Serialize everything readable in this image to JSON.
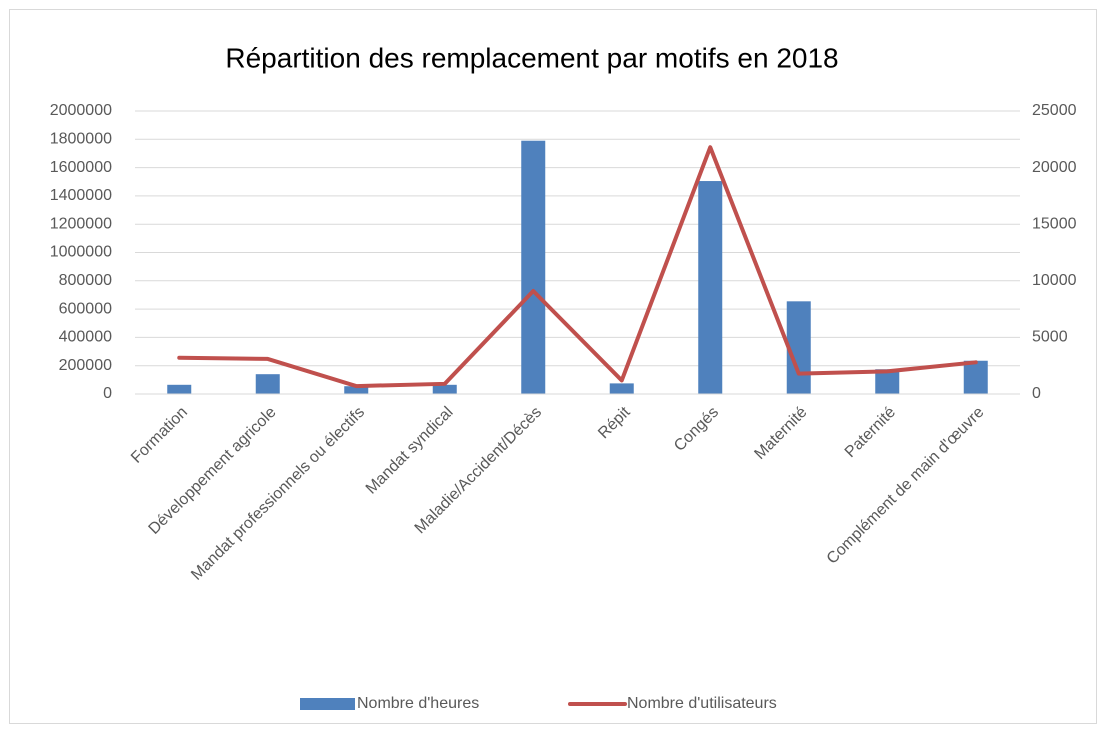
{
  "chart_data": {
    "type": "bar",
    "title": "Répartition des remplacement par motifs en 2018",
    "categories": [
      "Formation",
      "Développement agricole",
      "Mandat professionnels ou électifs",
      "Mandat syndical",
      "Maladie/Accident/Décès",
      "Répit",
      "Congés",
      "Maternité",
      "Paternité",
      "Complément de main d'œuvre"
    ],
    "series": [
      {
        "name": "Nombre d'heures",
        "type": "bar",
        "color": "#4f81bd",
        "values": [
          65000,
          140000,
          55000,
          65000,
          1790000,
          75000,
          1505000,
          655000,
          175000,
          235000
        ]
      },
      {
        "name": "Nombre d'utilisateurs",
        "type": "line",
        "axis": "y2",
        "color": "#c0504d",
        "values": [
          3200,
          3100,
          700,
          900,
          9100,
          1200,
          21800,
          1800,
          2000,
          2800
        ]
      }
    ],
    "ylim": [
      0,
      2000000
    ],
    "yticks": [
      0,
      200000,
      400000,
      600000,
      800000,
      1000000,
      1200000,
      1400000,
      1600000,
      1800000,
      2000000
    ],
    "y2lim": [
      0,
      25000
    ],
    "y2ticks": [
      0,
      5000,
      10000,
      15000,
      20000,
      25000
    ],
    "grid": true,
    "legend": "bottom"
  }
}
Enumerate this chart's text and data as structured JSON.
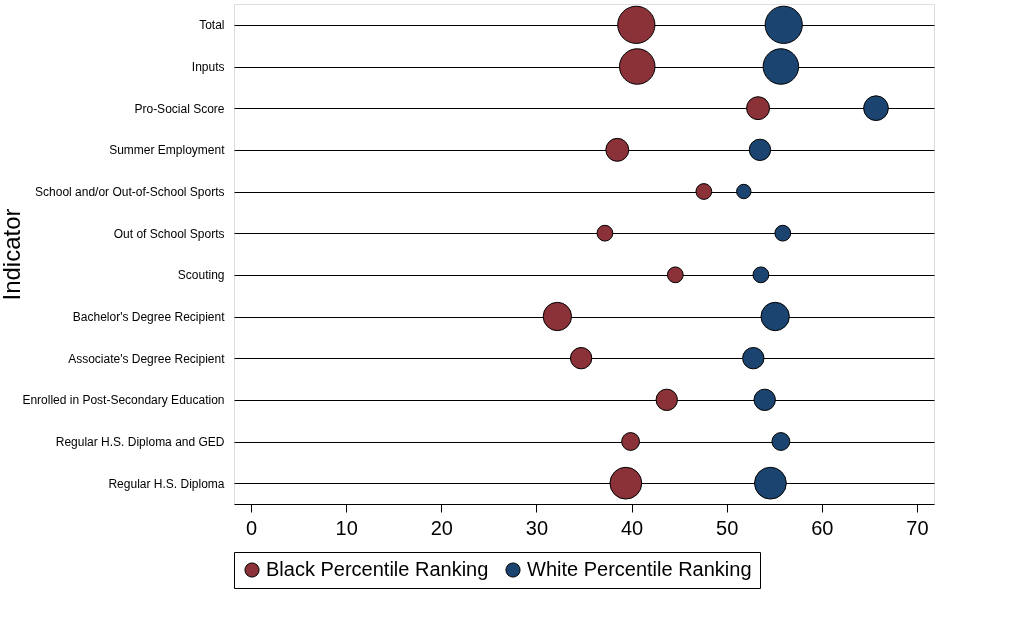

_What the task asks_
Pull out each line of the records holding the string "JSON".

_Final result_
Serialize everything readable in this image to JSON.
Enumerate this chart's text and data as structured JSON.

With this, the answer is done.